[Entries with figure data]
** Begin **

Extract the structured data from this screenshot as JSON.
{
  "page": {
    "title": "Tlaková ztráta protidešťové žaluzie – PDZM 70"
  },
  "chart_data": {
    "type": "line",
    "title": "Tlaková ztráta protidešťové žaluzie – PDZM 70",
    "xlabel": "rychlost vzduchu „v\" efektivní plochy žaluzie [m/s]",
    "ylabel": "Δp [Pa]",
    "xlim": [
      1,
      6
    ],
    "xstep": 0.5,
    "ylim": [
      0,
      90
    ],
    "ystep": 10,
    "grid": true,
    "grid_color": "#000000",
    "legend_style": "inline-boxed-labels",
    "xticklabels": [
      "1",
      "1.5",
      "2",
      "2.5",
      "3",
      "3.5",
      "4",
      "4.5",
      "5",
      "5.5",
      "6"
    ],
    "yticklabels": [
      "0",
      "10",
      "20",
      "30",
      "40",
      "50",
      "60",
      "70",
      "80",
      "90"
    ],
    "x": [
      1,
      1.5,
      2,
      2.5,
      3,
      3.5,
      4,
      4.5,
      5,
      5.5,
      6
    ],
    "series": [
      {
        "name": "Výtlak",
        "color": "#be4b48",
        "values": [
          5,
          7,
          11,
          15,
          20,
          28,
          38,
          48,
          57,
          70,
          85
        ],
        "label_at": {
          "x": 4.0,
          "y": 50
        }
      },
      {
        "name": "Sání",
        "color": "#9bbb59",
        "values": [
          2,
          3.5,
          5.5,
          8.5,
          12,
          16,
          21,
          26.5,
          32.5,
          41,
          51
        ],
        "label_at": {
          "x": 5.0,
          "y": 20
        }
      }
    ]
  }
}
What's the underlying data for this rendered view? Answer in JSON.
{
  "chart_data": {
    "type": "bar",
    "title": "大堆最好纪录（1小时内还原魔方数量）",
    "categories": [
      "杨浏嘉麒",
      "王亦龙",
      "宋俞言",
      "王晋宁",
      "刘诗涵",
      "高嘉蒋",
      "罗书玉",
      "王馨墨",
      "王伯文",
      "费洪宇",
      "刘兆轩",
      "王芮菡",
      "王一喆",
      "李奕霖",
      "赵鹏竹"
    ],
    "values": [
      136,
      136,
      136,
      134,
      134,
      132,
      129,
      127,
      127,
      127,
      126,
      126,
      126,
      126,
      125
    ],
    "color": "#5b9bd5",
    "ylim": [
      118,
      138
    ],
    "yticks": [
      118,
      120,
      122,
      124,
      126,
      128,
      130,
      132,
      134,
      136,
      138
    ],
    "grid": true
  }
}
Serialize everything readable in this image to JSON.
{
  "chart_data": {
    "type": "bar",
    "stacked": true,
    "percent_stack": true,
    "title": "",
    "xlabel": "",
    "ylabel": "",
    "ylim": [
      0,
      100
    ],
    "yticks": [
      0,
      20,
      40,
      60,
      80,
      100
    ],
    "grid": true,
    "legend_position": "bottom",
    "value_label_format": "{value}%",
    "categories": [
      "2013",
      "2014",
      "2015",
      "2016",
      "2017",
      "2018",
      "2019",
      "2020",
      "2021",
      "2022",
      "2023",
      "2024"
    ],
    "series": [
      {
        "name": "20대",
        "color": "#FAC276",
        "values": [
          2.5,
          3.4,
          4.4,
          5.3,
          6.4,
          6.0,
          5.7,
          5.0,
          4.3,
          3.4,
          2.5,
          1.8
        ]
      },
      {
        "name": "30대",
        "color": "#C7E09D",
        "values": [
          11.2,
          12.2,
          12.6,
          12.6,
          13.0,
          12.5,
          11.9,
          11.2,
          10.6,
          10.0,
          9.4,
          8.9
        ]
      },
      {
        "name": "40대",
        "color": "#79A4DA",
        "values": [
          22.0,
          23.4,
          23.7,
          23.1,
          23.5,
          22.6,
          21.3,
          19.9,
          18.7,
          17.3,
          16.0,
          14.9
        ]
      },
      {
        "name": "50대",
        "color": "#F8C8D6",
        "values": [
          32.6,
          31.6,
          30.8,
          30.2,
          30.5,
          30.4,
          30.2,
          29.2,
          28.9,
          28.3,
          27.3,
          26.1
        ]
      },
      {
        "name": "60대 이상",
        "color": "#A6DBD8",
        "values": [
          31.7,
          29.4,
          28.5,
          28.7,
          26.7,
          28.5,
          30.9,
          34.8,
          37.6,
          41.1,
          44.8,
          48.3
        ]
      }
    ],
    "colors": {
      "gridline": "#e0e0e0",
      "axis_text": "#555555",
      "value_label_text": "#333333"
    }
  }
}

** End **
** Begin **

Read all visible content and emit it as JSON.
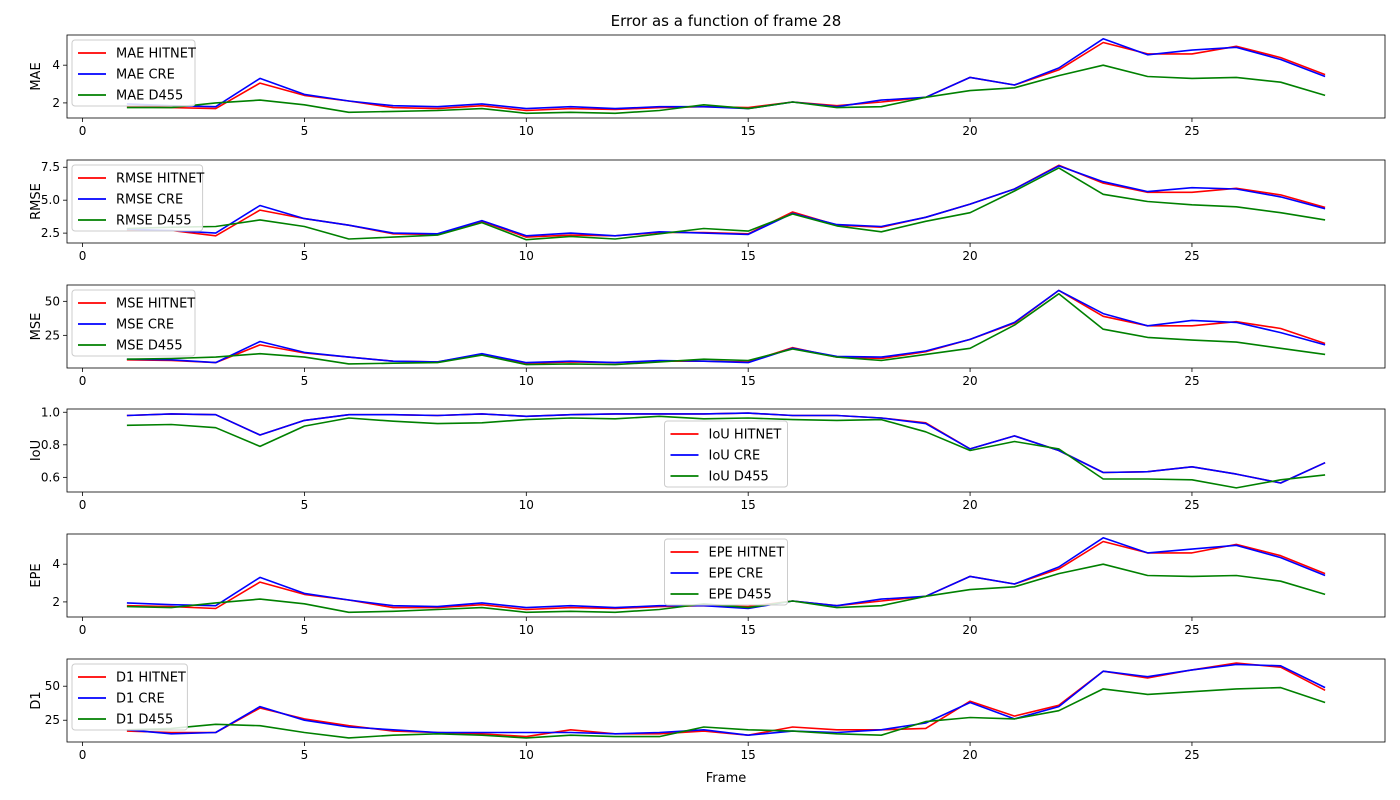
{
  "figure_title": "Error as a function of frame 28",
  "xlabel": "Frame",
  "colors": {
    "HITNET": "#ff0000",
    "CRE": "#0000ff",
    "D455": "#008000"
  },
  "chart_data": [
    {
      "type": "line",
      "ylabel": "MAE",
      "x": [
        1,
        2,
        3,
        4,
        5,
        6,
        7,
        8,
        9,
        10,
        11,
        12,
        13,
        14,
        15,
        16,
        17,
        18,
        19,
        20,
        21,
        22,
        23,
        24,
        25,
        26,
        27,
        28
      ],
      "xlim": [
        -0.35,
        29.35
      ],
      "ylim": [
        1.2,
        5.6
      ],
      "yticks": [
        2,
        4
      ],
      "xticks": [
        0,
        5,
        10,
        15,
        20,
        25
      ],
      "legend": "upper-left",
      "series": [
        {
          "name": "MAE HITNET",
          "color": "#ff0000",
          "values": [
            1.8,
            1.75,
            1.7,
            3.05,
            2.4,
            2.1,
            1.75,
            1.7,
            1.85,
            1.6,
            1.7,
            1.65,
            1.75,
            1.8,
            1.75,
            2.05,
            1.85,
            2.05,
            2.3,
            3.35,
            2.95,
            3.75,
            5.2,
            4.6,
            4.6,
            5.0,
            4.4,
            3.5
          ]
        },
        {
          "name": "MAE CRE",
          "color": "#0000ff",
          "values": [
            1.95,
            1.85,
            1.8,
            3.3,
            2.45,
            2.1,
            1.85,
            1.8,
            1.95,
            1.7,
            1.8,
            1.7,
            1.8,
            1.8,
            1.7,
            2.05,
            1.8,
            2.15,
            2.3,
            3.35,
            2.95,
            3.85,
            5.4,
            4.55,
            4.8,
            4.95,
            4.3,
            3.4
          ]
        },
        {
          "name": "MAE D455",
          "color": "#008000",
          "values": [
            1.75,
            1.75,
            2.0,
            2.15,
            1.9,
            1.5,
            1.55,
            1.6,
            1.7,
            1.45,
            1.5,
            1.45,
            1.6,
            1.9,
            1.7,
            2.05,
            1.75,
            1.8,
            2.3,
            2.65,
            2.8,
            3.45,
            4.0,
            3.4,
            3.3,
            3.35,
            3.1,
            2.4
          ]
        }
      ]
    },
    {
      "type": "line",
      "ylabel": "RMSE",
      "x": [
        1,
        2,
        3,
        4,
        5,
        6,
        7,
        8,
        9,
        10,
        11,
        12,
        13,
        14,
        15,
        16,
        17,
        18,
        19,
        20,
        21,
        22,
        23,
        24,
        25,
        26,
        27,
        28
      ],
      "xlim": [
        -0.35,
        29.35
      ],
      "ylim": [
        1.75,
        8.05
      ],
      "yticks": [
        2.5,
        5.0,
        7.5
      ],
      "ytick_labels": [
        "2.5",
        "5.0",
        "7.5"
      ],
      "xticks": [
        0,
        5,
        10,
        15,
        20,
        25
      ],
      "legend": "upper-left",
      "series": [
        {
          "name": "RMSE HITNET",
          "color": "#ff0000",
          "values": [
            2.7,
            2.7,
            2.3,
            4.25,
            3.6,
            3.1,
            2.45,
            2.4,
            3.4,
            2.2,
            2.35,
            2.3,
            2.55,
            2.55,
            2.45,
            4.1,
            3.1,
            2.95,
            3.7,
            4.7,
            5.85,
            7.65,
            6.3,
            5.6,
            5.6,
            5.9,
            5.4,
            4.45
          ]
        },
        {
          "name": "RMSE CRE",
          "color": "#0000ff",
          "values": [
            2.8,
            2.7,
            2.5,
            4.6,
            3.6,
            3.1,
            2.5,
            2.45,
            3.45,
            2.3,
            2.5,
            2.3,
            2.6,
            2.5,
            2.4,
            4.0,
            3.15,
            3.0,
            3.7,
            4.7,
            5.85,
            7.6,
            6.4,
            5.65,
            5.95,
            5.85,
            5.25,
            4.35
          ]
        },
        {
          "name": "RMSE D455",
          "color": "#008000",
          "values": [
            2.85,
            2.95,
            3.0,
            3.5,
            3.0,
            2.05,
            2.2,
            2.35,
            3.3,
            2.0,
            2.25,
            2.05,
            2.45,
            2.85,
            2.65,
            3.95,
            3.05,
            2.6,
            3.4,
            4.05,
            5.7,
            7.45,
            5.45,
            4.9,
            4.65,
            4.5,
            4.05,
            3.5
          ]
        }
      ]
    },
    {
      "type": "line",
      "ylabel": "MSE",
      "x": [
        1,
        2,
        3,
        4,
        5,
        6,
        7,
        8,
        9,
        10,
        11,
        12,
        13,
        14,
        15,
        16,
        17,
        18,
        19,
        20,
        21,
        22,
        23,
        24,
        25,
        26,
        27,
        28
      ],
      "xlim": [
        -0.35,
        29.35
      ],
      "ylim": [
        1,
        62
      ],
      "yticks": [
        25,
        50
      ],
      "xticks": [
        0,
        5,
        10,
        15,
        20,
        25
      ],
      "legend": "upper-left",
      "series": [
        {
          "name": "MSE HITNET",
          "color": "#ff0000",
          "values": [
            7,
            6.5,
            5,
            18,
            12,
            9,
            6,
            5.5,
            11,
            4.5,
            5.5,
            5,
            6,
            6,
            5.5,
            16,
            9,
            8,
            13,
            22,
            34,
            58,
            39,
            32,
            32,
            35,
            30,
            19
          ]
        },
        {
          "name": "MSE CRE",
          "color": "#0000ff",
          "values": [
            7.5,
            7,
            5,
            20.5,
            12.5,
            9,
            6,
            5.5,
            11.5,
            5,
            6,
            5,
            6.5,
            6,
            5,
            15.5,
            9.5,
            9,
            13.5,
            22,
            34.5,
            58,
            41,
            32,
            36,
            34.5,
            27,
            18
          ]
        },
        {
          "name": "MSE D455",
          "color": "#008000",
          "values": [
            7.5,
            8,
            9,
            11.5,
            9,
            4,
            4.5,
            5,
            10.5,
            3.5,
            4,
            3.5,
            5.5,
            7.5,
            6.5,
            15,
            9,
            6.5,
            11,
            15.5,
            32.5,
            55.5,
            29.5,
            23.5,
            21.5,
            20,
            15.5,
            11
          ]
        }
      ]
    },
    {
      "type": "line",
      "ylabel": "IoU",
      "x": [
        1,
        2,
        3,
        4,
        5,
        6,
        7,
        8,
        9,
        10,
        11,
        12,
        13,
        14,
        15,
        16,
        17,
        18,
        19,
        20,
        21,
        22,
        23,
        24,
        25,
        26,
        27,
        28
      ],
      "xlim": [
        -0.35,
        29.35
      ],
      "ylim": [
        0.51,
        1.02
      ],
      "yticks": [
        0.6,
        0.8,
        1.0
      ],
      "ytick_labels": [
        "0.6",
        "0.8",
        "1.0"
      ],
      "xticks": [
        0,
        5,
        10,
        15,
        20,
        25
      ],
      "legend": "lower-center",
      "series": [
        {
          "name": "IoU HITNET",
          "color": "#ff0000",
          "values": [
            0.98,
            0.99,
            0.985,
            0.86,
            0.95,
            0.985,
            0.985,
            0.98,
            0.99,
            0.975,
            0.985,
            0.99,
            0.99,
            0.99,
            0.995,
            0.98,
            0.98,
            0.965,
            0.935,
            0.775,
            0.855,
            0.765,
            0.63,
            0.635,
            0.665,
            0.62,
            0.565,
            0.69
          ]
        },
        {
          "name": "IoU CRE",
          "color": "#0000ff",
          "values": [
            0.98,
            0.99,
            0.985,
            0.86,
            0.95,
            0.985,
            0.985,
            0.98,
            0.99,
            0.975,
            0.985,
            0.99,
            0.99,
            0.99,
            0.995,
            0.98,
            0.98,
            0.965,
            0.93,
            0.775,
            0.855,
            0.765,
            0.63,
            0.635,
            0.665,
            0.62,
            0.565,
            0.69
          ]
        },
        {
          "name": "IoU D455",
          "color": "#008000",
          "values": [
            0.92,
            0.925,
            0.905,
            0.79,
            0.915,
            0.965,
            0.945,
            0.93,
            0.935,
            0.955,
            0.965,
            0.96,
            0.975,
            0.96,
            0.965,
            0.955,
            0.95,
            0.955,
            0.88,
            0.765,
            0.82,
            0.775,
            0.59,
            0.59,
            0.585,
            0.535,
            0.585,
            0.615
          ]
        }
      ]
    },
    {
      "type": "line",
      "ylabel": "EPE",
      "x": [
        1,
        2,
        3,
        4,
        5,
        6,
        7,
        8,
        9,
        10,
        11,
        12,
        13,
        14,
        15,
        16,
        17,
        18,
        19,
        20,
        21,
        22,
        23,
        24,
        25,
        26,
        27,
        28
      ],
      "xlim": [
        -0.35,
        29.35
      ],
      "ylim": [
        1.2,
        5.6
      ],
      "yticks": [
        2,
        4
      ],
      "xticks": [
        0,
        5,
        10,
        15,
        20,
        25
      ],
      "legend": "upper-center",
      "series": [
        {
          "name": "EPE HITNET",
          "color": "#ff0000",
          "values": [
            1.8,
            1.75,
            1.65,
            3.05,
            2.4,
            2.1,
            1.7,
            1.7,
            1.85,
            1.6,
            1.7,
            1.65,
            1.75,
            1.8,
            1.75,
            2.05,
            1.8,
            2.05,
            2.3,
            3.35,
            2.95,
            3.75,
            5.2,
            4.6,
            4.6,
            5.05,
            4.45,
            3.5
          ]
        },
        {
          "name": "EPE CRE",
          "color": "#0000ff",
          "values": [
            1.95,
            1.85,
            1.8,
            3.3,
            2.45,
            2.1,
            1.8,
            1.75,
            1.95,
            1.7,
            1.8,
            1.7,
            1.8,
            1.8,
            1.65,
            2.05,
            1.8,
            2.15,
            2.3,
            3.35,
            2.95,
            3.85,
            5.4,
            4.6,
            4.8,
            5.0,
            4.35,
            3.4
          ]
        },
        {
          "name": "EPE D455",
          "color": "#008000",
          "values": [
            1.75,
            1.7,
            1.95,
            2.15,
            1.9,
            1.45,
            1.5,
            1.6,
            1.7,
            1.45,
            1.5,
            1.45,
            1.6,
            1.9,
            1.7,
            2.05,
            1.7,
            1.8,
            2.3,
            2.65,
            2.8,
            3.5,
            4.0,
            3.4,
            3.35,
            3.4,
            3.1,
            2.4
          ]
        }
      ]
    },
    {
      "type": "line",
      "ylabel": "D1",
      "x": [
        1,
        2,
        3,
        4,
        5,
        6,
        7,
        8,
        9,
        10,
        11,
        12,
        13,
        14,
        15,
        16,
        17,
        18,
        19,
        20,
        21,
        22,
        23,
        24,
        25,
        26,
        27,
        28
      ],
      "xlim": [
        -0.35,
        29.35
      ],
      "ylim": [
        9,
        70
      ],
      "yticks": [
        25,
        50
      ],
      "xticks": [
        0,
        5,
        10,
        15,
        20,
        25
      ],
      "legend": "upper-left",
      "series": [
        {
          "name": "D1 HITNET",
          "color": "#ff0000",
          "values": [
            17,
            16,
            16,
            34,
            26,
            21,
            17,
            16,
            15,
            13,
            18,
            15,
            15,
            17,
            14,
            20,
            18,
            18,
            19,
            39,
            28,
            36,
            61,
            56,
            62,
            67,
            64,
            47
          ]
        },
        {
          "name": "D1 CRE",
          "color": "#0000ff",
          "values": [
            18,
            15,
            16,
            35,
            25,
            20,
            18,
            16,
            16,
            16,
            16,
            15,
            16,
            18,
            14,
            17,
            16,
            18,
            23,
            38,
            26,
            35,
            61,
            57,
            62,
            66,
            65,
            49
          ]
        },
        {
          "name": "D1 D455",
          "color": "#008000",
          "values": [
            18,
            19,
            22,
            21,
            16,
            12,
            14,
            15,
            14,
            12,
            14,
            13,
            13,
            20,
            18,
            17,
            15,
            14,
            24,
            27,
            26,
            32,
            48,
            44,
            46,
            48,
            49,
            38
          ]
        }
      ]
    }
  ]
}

** End **

[WHAT IS NEEDED] Count the lines in the records above that contain the word "xlabel", and reply with only that number.

[FINAL ANSWER] 3